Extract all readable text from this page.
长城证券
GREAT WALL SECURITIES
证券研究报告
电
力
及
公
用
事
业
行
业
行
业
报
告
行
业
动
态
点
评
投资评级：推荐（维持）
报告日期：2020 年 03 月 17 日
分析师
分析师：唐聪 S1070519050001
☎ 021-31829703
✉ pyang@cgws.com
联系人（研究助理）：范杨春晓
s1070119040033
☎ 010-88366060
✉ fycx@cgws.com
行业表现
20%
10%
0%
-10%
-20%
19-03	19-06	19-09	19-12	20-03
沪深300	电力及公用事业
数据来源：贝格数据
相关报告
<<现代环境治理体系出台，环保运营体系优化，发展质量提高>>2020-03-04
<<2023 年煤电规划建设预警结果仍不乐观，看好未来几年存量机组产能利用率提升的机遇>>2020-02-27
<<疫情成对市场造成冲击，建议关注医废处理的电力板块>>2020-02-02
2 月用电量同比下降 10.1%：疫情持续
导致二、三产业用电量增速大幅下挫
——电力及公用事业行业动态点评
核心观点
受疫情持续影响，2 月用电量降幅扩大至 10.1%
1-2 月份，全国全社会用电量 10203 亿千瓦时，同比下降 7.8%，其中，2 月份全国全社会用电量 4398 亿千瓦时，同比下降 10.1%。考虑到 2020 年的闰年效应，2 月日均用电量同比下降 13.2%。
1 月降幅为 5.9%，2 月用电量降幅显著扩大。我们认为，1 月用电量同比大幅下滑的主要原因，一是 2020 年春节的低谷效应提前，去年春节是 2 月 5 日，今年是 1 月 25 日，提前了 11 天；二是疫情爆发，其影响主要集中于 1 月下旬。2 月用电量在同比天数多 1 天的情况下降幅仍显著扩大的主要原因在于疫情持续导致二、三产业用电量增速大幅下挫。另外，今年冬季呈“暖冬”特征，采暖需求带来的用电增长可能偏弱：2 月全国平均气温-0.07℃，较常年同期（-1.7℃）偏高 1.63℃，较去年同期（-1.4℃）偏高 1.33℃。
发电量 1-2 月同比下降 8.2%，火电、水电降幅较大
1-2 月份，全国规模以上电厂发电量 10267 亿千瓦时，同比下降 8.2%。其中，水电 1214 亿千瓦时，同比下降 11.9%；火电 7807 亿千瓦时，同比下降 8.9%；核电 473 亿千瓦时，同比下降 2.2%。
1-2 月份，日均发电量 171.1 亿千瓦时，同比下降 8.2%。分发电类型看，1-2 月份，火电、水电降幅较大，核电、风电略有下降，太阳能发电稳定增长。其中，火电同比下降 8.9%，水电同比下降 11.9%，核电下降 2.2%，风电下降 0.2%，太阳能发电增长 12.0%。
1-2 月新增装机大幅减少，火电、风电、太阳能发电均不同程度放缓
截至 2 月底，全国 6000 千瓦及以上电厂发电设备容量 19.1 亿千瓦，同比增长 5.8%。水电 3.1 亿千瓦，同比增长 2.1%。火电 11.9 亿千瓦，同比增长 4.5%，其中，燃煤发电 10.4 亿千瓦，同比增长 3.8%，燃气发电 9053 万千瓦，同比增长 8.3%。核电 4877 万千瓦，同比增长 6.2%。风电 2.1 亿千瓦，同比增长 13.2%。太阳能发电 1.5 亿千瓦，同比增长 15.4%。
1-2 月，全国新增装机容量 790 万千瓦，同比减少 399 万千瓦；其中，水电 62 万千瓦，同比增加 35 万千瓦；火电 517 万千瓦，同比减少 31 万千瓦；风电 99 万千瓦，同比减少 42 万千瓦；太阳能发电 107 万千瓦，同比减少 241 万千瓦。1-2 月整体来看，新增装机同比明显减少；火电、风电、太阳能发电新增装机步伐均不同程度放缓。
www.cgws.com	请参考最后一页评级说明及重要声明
● ● ●
- **Problem to solve**
The records above are to be copied in full, exactly as written.

- **Exercise response**
Extract all readable text from this page.
长城证券
GREAT WALL SECURITIES
证券研究报告
电
力
及
公
用
事
业
行
业
行
业
报
告
行
业
动
态
点
评
投资评级：推荐（维持）
报告日期：2020 年 03 月 17 日
分析师
分析师：唐聪 S1070519050001
☎ 021-31829703
✉ pyang@cgws.com
联系人（研究助理）：范杨春晓
s1070119040033
☎ 010-88366060
✉ fycx@cgws.com
行业表现
20%
10%
0%
-10%
-20%
19-03	19-06	19-09	19-12	20-03
沪深300	电力及公用事业
数据来源：贝格数据
相关报告
<<现代环境治理体系出台，环保运营体系优化，发展质量提高>>2020-03-04
<<2023 年煤电规划建设预警结果仍不乐观，看好未来几年存量机组产能利用率提升的机遇>>2020-02-27
<<疫情成对市场造成冲击，建议关注医废处理的电力板块>>2020-02-02
2 月用电量同比下降 10.1%：疫情持续
导致二、三产业用电量增速大幅下挫
——电力及公用事业行业动态点评
核心观点
受疫情持续影响，2 月用电量降幅扩大至 10.1%
1-2 月份，全国全社会用电量 10203 亿千瓦时，同比下降 7.8%，其中，2 月份全国全社会用电量 4398 亿千瓦时，同比下降 10.1%。考虑到 2020 年的闰年效应，2 月日均用电量同比下降 13.2%。
1 月降幅为 5.9%，2 月用电量降幅显著扩大。我们认为，1 月用电量同比大幅下滑的主要原因，一是 2020 年春节的低谷效应提前，去年春节是 2 月 5 日，今年是 1 月 25 日，提前了 11 天；二是疫情爆发，其影响主要集中于 1 月下旬。2 月用电量在同比天数多 1 天的情况下降幅仍显著扩大的主要原因在于疫情持续导致二、三产业用电量增速大幅下挫。另外，今年冬季呈“暖冬”特征，采暖需求带来的用电增长可能偏弱：2 月全国平均气温-0.07℃，较常年同期（-1.7℃）偏高 1.63℃，较去年同期（-1.4℃）偏高 1.33℃。
发电量 1-2 月同比下降 8.2%，火电、水电降幅较大
1-2 月份，全国规模以上电厂发电量 10267 亿千瓦时，同比下降 8.2%。其中，水电 1214 亿千瓦时，同比下降 11.9%；火电 7807 亿千瓦时，同比下降 8.9%；核电 473 亿千瓦时，同比下降 2.2%。
1-2 月份，日均发电量 171.1 亿千瓦时，同比下降 8.2%。分发电类型看，1-2 月份，火电、水电降幅较大，核电、风电略有下降，太阳能发电稳定增长。其中，火电同比下降 8.9%，水电同比下降 11.9%，核电下降 2.2%，风电下降 0.2%，太阳能发电增长 12.0%。
1-2 月新增装机大幅减少，火电、风电、太阳能发电均不同程度放缓
截至 2 月底，全国 6000 千瓦及以上电厂发电设备容量 19.1 亿千瓦，同比增长 5.8%。水电 3.1 亿千瓦，同比增长 2.1%。火电 11.9 亿千瓦，同比增长 4.5%，其中，燃煤发电 10.4 亿千瓦，同比增长 3.8%，燃气发电 9053 万千瓦，同比增长 8.3%。核电 4877 万千瓦，同比增长 6.2%。风电 2.1 亿千瓦，同比增长 13.2%。太阳能发电 1.5 亿千瓦，同比增长 15.4%。
1-2 月，全国新增装机容量 790 万千瓦，同比减少 399 万千瓦；其中，水电 62 万千瓦，同比增加 35 万千瓦；火电 517 万千瓦，同比减少 31 万千瓦；风电 99 万千瓦，同比减少 42 万千瓦；太阳能发电 107 万千瓦，同比减少 241 万千瓦。1-2 月整体来看，新增装机同比明显减少；火电、风电、太阳能发电新增装机步伐均不同程度放缓。
www.cgws.com	请参考最后一页评级说明及重要声明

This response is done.